═══ Input rows ═══
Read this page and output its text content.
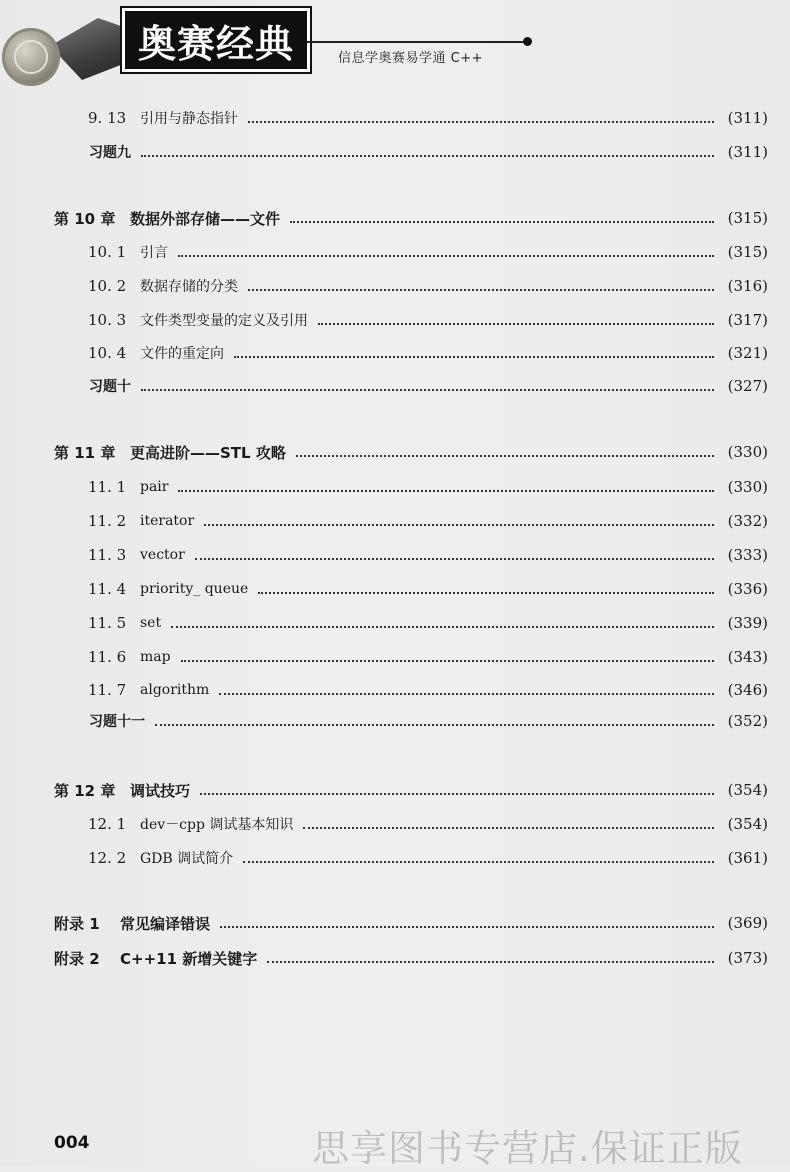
奥赛经典	信息学奥赛易学通 C++
9. 13 引用与静态指针	(311)
习题九	(311)
第 10 章 数据外部存储——文件	(315)
10. 1 引言	(315)
10. 2 数据存储的分类	(316)
10. 3 文件类型变量的定义及引用	(317)
10. 4 文件的重定向	(321)
习题十	(327)
第 11 章 更高进阶——STL 攻略	(330)
11. 1 pair	(330)
11. 2 iterator	(332)
11. 3 vector	(333)
11. 4 priority_ queue	(336)
11. 5 set	(339)
11. 6 map	(343)
11. 7 algorithm	(346)
习题十一	(352)
第 12 章 调试技巧	(354)
12. 1 dev－cpp 调试基本知识	(354)
12. 2 GDB 调试简介	(361)
附录 1	常见编译错误	(369)
附录 2	C++11 新增关键字	(373)
004	思享图书专营店.保证正版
═══
> Instructions for the task: Every record must be copied exactly, with the pictures left out.

> Response to the exercise:
Read this page and output its text content.
奥赛经典	信息学奥赛易学通 C++
9. 13 引用与静态指针	(311)
习题九	(311)
第 10 章 数据外部存储——文件	(315)
10. 1 引言	(315)
10. 2 数据存储的分类	(316)
10. 3 文件类型变量的定义及引用	(317)
10. 4 文件的重定向	(321)
习题十	(327)
第 11 章 更高进阶——STL 攻略	(330)
11. 1 pair	(330)
11. 2 iterator	(332)
11. 3 vector	(333)
11. 4 priority_ queue	(336)
11. 5 set	(339)
11. 6 map	(343)
11. 7 algorithm	(346)
习题十一	(352)
第 12 章 调试技巧	(354)
12. 1 dev－cpp 调试基本知识	(354)
12. 2 GDB 调试简介	(361)
附录 1	常见编译错误	(369)
附录 2	C++11 新增关键字	(373)
004	思享图书专营店.保证正版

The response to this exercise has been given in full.